(Stored dataset items)
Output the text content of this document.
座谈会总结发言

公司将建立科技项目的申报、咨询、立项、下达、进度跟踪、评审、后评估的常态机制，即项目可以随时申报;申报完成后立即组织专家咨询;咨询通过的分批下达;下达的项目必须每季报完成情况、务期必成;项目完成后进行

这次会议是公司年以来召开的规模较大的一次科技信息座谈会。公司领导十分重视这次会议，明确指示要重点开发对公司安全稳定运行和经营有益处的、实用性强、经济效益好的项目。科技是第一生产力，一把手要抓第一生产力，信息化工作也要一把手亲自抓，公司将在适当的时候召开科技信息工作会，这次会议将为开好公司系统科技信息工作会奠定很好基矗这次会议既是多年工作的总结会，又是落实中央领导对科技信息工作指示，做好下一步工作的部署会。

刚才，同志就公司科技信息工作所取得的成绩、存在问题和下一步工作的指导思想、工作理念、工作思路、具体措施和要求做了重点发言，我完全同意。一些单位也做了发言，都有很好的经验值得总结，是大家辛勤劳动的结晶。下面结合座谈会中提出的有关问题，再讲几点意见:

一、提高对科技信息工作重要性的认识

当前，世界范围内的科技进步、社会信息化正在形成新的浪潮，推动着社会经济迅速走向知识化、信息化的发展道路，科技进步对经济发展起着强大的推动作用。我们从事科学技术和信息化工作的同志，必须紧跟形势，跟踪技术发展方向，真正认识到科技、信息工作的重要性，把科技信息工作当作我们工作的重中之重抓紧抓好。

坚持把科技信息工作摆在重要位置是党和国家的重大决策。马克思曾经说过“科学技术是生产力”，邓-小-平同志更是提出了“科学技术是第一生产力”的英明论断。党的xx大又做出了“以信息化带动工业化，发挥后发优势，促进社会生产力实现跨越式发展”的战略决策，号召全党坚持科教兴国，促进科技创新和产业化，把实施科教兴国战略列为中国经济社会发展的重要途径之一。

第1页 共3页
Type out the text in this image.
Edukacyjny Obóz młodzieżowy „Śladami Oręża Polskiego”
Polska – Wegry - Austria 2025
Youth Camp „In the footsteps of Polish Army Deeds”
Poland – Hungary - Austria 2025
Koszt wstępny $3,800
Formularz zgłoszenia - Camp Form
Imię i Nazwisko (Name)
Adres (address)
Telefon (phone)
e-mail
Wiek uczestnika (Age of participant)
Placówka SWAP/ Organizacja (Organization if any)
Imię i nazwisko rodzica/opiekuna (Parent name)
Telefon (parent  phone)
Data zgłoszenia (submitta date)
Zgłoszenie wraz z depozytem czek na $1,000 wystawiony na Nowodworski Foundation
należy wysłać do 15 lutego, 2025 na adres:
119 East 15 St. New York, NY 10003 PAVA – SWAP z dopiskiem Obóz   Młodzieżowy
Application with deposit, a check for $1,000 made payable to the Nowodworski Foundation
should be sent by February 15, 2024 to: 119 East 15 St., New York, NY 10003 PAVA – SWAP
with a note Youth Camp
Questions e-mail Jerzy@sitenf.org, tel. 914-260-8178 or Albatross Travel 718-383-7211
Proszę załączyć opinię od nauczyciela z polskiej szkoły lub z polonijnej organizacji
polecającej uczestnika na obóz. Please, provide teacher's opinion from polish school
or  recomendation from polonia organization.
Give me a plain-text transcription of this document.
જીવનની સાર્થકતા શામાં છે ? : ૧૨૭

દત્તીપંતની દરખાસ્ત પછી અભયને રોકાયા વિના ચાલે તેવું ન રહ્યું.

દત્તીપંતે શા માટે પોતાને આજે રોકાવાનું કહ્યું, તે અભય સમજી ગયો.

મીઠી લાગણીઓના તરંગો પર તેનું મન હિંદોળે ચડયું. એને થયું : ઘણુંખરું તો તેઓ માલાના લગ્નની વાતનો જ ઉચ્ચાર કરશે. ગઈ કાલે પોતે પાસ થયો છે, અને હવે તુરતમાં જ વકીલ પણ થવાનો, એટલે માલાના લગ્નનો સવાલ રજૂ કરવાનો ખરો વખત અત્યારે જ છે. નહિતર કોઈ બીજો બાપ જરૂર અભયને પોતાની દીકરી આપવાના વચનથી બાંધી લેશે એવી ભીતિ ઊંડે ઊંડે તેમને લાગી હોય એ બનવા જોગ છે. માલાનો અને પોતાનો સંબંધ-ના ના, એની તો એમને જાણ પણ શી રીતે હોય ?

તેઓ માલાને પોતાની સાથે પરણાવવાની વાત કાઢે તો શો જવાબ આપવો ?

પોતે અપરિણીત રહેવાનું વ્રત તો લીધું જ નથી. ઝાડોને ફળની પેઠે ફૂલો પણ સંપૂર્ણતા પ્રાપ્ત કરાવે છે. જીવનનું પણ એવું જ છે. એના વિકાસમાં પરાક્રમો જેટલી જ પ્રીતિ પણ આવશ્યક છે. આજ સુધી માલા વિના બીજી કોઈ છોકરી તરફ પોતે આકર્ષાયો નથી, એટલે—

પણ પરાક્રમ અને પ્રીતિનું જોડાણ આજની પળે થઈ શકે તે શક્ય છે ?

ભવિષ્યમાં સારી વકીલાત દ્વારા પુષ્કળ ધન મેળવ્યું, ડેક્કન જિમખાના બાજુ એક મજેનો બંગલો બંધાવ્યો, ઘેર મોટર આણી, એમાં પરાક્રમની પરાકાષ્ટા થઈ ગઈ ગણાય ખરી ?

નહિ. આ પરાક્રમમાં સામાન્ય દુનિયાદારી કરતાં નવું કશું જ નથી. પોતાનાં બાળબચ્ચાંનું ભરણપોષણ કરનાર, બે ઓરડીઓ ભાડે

Task brief
Tally the lines of the data that contain the string "Imię" and report the total alone.

Correct response
2